(WHAT IS REQUIRED)
Are you able to quote each entry exactly as written?

(GIVEN DATA)
** Begin **
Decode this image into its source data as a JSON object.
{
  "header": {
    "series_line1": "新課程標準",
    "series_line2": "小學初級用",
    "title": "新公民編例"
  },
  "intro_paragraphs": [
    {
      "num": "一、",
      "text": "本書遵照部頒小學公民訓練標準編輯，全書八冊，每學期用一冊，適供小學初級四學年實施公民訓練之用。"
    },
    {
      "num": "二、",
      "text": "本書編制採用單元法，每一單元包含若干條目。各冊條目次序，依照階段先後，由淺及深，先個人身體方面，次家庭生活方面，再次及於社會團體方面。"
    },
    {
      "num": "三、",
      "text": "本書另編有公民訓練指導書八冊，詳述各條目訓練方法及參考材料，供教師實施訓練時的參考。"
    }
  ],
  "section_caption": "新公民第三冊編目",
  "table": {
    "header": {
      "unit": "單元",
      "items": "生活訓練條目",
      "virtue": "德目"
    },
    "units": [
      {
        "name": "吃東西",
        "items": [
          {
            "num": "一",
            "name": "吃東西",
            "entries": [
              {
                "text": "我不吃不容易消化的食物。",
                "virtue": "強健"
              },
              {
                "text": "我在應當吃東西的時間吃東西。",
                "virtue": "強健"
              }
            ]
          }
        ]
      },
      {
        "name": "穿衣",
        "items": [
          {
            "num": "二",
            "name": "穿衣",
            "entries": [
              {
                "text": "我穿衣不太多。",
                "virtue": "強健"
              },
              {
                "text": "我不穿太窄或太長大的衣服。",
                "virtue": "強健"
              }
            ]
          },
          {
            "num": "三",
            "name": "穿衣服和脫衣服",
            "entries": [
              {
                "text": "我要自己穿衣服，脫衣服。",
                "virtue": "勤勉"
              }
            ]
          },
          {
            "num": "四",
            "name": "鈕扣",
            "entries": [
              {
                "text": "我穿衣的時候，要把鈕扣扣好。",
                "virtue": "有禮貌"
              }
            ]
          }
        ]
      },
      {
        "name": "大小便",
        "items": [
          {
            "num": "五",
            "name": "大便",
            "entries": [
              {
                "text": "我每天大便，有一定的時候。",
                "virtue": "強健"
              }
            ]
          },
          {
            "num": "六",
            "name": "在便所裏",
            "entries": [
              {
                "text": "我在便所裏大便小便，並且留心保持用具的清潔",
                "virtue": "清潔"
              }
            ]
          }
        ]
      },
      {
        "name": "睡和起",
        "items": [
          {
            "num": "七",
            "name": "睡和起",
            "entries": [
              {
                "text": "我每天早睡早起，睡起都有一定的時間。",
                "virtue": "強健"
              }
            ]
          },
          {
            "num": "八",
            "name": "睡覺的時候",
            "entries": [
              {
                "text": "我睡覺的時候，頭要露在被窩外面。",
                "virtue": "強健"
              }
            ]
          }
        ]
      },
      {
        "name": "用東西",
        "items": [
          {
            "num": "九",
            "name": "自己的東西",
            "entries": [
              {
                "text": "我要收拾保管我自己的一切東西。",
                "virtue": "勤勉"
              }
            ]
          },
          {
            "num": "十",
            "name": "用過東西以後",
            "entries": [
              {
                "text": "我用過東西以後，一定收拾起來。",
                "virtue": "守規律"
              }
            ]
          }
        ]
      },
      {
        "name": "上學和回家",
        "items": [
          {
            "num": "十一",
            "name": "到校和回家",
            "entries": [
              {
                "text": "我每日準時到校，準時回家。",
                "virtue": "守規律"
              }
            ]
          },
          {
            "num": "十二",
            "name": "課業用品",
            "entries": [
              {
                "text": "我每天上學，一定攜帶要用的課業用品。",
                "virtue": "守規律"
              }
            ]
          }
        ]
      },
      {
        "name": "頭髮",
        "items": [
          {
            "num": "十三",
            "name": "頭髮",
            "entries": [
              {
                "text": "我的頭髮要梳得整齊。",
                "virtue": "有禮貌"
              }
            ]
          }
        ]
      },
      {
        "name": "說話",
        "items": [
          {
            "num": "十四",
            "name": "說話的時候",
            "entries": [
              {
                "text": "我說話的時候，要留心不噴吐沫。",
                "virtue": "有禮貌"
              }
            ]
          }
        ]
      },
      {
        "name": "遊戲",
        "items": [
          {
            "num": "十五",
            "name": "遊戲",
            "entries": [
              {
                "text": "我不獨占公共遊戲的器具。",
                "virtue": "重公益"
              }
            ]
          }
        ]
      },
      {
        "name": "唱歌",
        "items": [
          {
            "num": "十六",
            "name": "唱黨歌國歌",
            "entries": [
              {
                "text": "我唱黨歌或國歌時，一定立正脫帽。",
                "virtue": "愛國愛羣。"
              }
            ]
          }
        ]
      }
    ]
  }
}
** End **
(ANSWER TO THE TASK)
Decode this image into its source data as a JSON object.
{
  "header": {
    "series_line1": "新課程標準",
    "series_line2": "小學初級用",
    "title": "新公民編例"
  },
  "intro_paragraphs": [
    {
      "num": "一、",
      "text": "本書遵照部頒小學公民訓練標準編輯，全書八冊，每學期用一冊，適供小學初級四學年實施公民訓練之用。"
    },
    {
      "num": "二、",
      "text": "本書編制採用單元法，每一單元包含若干條目。各冊條目次序，依照階段先後，由淺及深，先個人身體方面，次家庭生活方面，再次及於社會團體方面。"
    },
    {
      "num": "三、",
      "text": "本書另編有公民訓練指導書八冊，詳述各條目訓練方法及參考材料，供教師實施訓練時的參考。"
    }
  ],
  "section_caption": "新公民第三冊編目",
  "table": {
    "header": {
      "unit": "單元",
      "items": "生活訓練條目",
      "virtue": "德目"
    },
    "units": [
      {
        "name": "吃東西",
        "items": [
          {
            "num": "一",
            "name": "吃東西",
            "entries": [
              {
                "text": "我不吃不容易消化的食物。",
                "virtue": "強健"
              },
              {
                "text": "我在應當吃東西的時間吃東西。",
                "virtue": "強健"
              }
            ]
          }
        ]
      },
      {
        "name": "穿衣",
        "items": [
          {
            "num": "二",
            "name": "穿衣",
            "entries": [
              {
                "text": "我穿衣不太多。",
                "virtue": "強健"
              },
              {
                "text": "我不穿太窄或太長大的衣服。",
                "virtue": "強健"
              }
            ]
          },
          {
            "num": "三",
            "name": "穿衣服和脫衣服",
            "entries": [
              {
                "text": "我要自己穿衣服，脫衣服。",
                "virtue": "勤勉"
              }
            ]
          },
          {
            "num": "四",
            "name": "鈕扣",
            "entries": [
              {
                "text": "我穿衣的時候，要把鈕扣扣好。",
                "virtue": "有禮貌"
              }
            ]
          }
        ]
      },
      {
        "name": "大小便",
        "items": [
          {
            "num": "五",
            "name": "大便",
            "entries": [
              {
                "text": "我每天大便，有一定的時候。",
                "virtue": "強健"
              }
            ]
          },
          {
            "num": "六",
            "name": "在便所裏",
            "entries": [
              {
                "text": "我在便所裏大便小便，並且留心保持用具的清潔",
                "virtue": "清潔"
              }
            ]
          }
        ]
      },
      {
        "name": "睡和起",
        "items": [
          {
            "num": "七",
            "name": "睡和起",
            "entries": [
              {
                "text": "我每天早睡早起，睡起都有一定的時間。",
                "virtue": "強健"
              }
            ]
          },
          {
            "num": "八",
            "name": "睡覺的時候",
            "entries": [
              {
                "text": "我睡覺的時候，頭要露在被窩外面。",
                "virtue": "強健"
              }
            ]
          }
        ]
      },
      {
        "name": "用東西",
        "items": [
          {
            "num": "九",
            "name": "自己的東西",
            "entries": [
              {
                "text": "我要收拾保管我自己的一切東西。",
                "virtue": "勤勉"
              }
            ]
          },
          {
            "num": "十",
            "name": "用過東西以後",
            "entries": [
              {
                "text": "我用過東西以後，一定收拾起來。",
                "virtue": "守規律"
              }
            ]
          }
        ]
      },
      {
        "name": "上學和回家",
        "items": [
          {
            "num": "十一",
            "name": "到校和回家",
            "entries": [
              {
                "text": "我每日準時到校，準時回家。",
                "virtue": "守規律"
              }
            ]
          },
          {
            "num": "十二",
            "name": "課業用品",
            "entries": [
              {
                "text": "我每天上學，一定攜帶要用的課業用品。",
                "virtue": "守規律"
              }
            ]
          }
        ]
      },
      {
        "name": "頭髮",
        "items": [
          {
            "num": "十三",
            "name": "頭髮",
            "entries": [
              {
                "text": "我的頭髮要梳得整齊。",
                "virtue": "有禮貌"
              }
            ]
          }
        ]
      },
      {
        "name": "說話",
        "items": [
          {
            "num": "十四",
            "name": "說話的時候",
            "entries": [
              {
                "text": "我說話的時候，要留心不噴吐沫。",
                "virtue": "有禮貌"
              }
            ]
          }
        ]
      },
      {
        "name": "遊戲",
        "items": [
          {
            "num": "十五",
            "name": "遊戲",
            "entries": [
              {
                "text": "我不獨占公共遊戲的器具。",
                "virtue": "重公益"
              }
            ]
          }
        ]
      },
      {
        "name": "唱歌",
        "items": [
          {
            "num": "十六",
            "name": "唱黨歌國歌",
            "entries": [
              {
                "text": "我唱黨歌或國歌時，一定立正脫帽。",
                "virtue": "愛國愛羣。"
              }
            ]
          }
        ]
      }
    ]
  }
}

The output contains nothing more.